ACTIVITY LIST:
1) In the article on storytelling in virtual reality, do these statements agree with the text? (a) "Henry" was made by Oculus Story Studio. (b) The New York Film Academy is launching two new VR programs this year. (c) USA Today's 360° feature takes viewers to Yellowstone. For each, answer yes or no and quote the words that decide it.
2) In the article on storytelling in virtual reality, what word do Katy Newton and Karin Soukup use in place of "directing" for their work on "Taro's World"?
3) Copy the article on storytelling in virtual reality from "Katy Newton and" to "a grizzly bear.", word for word.
━━━ EXTRACT PROVIDED
With improvements to virtual reality technology, many creative industries are opening up to seemingly unlimited new possibilities as we discover unprecedented ways to tell compelling stories through the medium of Virtual Reality (VR). Experimentation and opportunity are the name of the game in this thrilling new medium, which is why the New York Film Academy is launching three distinct new VR programs this year.
Because VR allows for participatory experiences, it has pros like being able to establish empathy and allowing viewers to be engaged as more than passive observers. Yet VR also has its drawback, such as no longer being able to fully direct where the viewer looks and the details they choose to focus on. In many ways, these are the challenges the gaming industry has faced with first-person POV games where players’ decisions throughout gameplay lead to different outcomes. However, in most games that are structured this way, there is also an “ideal” storyline where players who make the intended decisions get the best experience from the game, and there are cues to get players to make different decisions in order to maintain the story. Cut scenes also help stitch together the narrative and keep players moving in the “right” direction.
Some of the decisions visual storytellers need to make include how to make sure the audience will stumble upon the right objects and details to make sense of the story. Unlike “Choose Your Own Adventure” books, which had set paths and a limited number of choices, VR potentially opens up a simulation of real life where 10 different people in any given situation will make 10 different decisions. This means storytellers still need to find a way to guide the narrative, whether that is staging the environment so that only truly key objects attract attention or creating compelling interactions with the characters.
How can filmmakers and other creative storytellers use VR in their own projects? Let’s look at a couple of examples that show how filmmakers are tackling these issues.
“Henry” is a short film by Oculus Story Studio that centers on character interaction. In “Henry,” one thing that keeps the story unfolding in the intended direction is the interaction with the character. When he makes eye contact and recognizes the viewer with a little smile, it draws the viewer into his story and establishes empathy. There is also very little in the environment to distract the viewer.
Katy Newton and Karin Soukup describe their decisions for creating the narrative in “Taro’s World” as “influencing” rather than “directing” the storytelling. In their article on Medium, they write about how camera angles, the objects in the scene, the actions of other characters can be set up to guide the viewer’s interaction with the environment.
News outlets are also using VR to help take viewers on location. USA Today recently featured a 360° look at Joshua Tree National Park, which gives viewers a chance to “ride” on a zip-line through the park and have a face-to-fur encounter with a grizzly bear.
Perhaps documentary filmmakers will lead the way in making the most of VR as they put the viewer in a specific environment, allowing them to explore the world as the documentary subjects experience it. As Sir David Attenborough explains, one of the great advantages of VR technology is being able to immerse the viewer in the experience with audio and visuals in a way that can’t be done in traditional film. This piece from StoryUp about the lack of mobility options for the disabled in Zambia lets the viewer see how hard it would be to have to crawl everywhere and be dependent upon others for one’s most basic needs.
How can you get started? While this article from the NYFA’s student resources is about VR in game design, it will help you think about the possibilities VR offers. Charlotte Raymen also offers some advice on equipment and camera usage on the Raindance blog. Jesse Damiani has several tips for VR storytelling in this article for the Huffington Post.
━━━━━━
━━━ INFORMATION SHOWN
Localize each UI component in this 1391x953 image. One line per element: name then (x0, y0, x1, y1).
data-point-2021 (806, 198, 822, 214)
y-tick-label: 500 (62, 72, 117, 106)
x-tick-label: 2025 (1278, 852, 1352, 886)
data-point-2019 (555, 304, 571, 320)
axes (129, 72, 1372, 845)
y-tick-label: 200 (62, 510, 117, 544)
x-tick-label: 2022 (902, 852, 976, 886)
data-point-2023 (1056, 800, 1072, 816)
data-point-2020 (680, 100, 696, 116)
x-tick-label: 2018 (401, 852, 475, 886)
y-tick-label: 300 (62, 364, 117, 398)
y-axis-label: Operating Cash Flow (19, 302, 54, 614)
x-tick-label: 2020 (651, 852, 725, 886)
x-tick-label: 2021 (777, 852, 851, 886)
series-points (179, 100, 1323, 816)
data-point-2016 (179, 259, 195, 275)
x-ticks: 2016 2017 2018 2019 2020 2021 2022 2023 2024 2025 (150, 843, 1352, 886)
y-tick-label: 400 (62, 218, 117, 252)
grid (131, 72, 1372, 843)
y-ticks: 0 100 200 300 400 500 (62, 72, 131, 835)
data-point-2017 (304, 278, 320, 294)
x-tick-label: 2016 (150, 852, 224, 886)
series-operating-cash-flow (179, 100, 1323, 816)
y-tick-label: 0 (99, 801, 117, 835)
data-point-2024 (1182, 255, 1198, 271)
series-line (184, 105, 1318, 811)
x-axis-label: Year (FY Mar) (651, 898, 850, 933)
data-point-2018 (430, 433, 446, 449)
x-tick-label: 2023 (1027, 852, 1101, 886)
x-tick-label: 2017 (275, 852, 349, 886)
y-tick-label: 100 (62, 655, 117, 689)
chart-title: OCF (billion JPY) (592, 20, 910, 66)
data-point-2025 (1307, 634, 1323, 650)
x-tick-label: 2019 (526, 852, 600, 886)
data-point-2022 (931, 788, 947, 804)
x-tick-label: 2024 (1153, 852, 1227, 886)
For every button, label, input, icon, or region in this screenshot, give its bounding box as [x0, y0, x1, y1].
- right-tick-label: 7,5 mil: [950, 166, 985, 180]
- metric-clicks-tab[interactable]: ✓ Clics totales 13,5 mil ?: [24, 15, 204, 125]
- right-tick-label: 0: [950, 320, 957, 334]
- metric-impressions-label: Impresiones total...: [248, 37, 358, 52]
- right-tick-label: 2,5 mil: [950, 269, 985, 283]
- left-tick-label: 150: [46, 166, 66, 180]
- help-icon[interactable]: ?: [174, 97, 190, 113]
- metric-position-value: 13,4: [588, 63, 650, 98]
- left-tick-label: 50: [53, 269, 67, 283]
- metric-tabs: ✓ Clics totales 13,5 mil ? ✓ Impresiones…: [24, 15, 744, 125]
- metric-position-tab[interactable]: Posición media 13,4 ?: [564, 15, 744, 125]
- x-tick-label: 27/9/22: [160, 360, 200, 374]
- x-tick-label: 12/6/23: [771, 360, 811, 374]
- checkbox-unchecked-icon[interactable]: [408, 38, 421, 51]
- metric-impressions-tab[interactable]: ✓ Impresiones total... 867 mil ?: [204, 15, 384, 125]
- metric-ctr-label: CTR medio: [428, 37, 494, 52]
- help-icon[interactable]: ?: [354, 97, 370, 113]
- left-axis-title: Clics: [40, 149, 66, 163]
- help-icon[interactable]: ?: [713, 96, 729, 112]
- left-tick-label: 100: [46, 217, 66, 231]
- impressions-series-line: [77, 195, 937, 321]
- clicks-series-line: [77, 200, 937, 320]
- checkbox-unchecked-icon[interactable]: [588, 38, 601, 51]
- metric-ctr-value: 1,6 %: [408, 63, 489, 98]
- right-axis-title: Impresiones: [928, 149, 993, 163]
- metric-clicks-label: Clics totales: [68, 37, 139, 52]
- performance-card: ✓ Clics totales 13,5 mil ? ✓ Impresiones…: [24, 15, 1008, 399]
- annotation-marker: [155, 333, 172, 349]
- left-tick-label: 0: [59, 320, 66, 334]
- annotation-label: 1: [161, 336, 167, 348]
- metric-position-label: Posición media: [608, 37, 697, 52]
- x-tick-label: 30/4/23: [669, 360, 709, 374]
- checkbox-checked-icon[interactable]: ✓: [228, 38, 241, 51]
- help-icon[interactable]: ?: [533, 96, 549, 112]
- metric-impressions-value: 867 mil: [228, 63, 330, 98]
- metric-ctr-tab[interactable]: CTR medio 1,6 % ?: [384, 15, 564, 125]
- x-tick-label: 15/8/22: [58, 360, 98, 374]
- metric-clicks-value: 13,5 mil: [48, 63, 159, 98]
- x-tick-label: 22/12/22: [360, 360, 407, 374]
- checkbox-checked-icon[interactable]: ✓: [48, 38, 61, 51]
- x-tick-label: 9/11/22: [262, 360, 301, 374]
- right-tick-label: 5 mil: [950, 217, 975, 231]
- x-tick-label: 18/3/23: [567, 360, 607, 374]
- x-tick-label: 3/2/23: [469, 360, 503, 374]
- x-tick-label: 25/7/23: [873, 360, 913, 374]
━━━━━━
SOLUTIONS TO EACH TASK:
1)
(a) Yes: "“Henry” is a short film by Oculus Story Studio"
(b) No: "the New York Film Academy is launching three distinct new VR programs this year"
(c) No: "USA Today recently featured a 360° look at Joshua Tree National Park"

2) Influencing.

3)
Katy Newton and Karin Soukup describe their decisions for creating the narrative in “Taro’s World” as “influencing” rather than “directing” the storytelling. In their article on Medium, they write about how camera angles, the objects in the scene, the actions of other characters can be set up to guide the viewer’s interaction with the environment.
News outlets are also using VR to help take viewers on location. USA Today recently featured a 360° look at Joshua Tree National Park, which gives viewers a chance to “ride” on a zip-line through the park and have a face-to-fur encounter with a grizzly bear.